GOAL OF THE EXERCISE: Report, word for word, every line of the material that contains "yang".

Dataset excerpt
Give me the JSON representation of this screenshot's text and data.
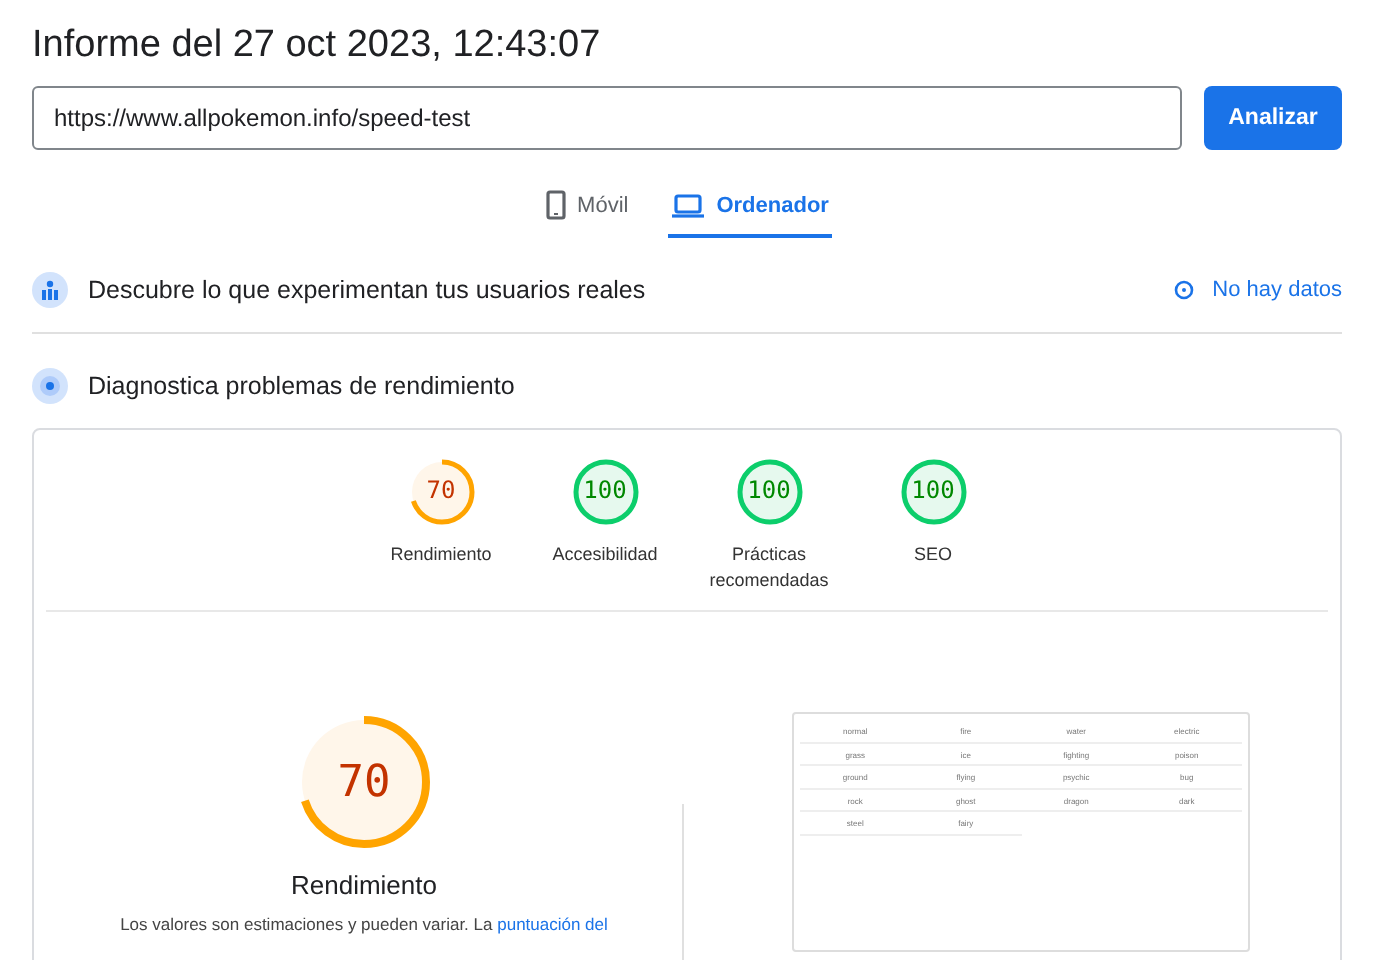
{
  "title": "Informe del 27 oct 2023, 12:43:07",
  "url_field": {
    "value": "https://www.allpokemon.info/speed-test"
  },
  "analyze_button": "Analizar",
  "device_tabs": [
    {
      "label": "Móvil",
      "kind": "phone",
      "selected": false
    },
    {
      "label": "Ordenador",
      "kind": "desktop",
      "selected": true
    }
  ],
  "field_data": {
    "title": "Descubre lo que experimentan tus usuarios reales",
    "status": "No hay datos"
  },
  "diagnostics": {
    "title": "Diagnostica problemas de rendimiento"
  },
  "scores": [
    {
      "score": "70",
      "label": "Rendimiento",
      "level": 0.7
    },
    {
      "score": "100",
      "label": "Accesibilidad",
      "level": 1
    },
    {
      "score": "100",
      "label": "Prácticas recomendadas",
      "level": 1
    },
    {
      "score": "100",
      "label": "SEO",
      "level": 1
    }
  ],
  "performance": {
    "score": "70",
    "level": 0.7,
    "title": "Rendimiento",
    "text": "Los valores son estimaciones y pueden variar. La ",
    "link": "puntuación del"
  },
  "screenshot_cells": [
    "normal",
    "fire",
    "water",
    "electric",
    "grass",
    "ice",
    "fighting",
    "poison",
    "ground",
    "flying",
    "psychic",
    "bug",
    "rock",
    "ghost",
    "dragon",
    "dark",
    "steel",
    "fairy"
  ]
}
* * *
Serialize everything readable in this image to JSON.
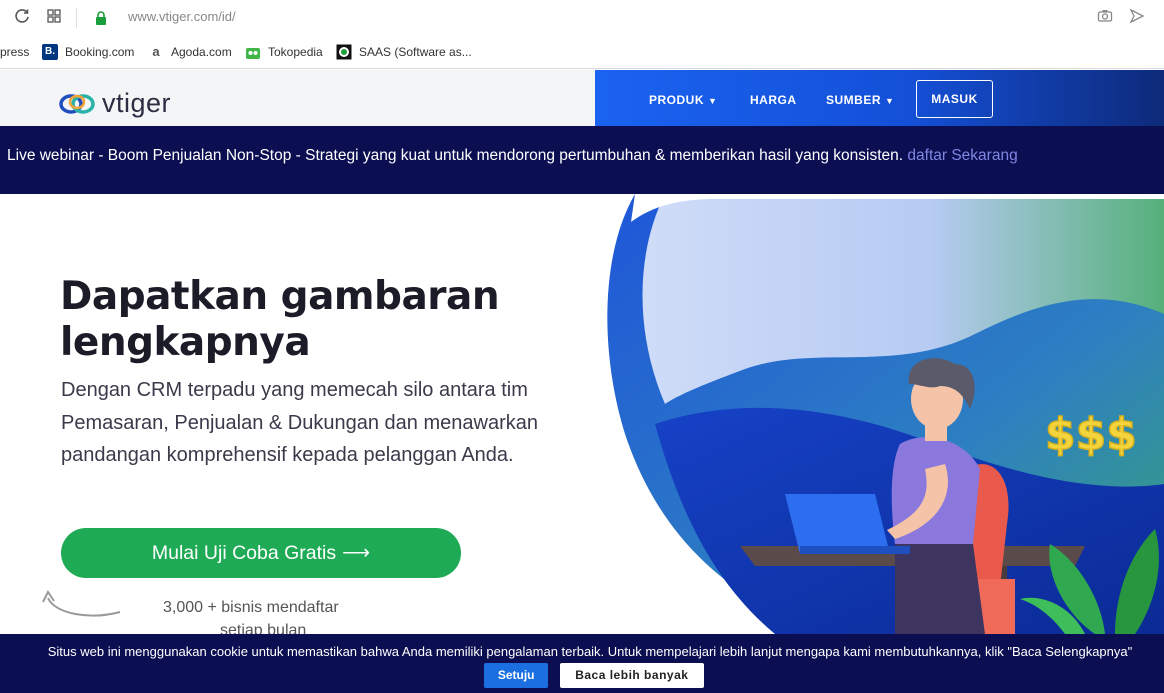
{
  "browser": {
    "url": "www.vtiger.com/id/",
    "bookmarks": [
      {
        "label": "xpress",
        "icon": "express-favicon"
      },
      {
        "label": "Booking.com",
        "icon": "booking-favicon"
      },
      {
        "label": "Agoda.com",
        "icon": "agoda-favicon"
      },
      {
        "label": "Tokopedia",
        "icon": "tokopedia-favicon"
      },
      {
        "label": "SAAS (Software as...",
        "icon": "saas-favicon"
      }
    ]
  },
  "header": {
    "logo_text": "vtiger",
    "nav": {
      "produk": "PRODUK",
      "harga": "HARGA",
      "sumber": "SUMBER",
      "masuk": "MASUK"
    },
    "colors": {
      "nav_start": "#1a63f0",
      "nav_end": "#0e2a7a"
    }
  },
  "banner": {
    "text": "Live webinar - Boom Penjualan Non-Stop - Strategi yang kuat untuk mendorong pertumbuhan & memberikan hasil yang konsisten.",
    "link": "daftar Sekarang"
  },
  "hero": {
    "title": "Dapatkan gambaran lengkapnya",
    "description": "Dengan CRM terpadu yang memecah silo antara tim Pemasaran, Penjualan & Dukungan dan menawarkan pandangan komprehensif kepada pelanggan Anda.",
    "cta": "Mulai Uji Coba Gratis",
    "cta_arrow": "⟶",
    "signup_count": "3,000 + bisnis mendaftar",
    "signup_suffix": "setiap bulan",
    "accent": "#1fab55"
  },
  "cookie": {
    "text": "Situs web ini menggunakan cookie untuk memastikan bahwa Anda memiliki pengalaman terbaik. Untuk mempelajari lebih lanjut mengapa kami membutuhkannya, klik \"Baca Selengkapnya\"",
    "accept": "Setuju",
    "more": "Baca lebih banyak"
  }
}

TASK OUTPUT:
    "text": "Live webinar - Boom Penjualan Non-Stop - Strategi yang kuat untuk mendorong pertumbuhan & memberikan hasil yang konsisten.",
    "description": "Dengan CRM terpadu yang memecah silo antara tim Pemasaran, Penjualan & Dukungan dan menawarkan pandangan komprehensif kepada pelanggan Anda.",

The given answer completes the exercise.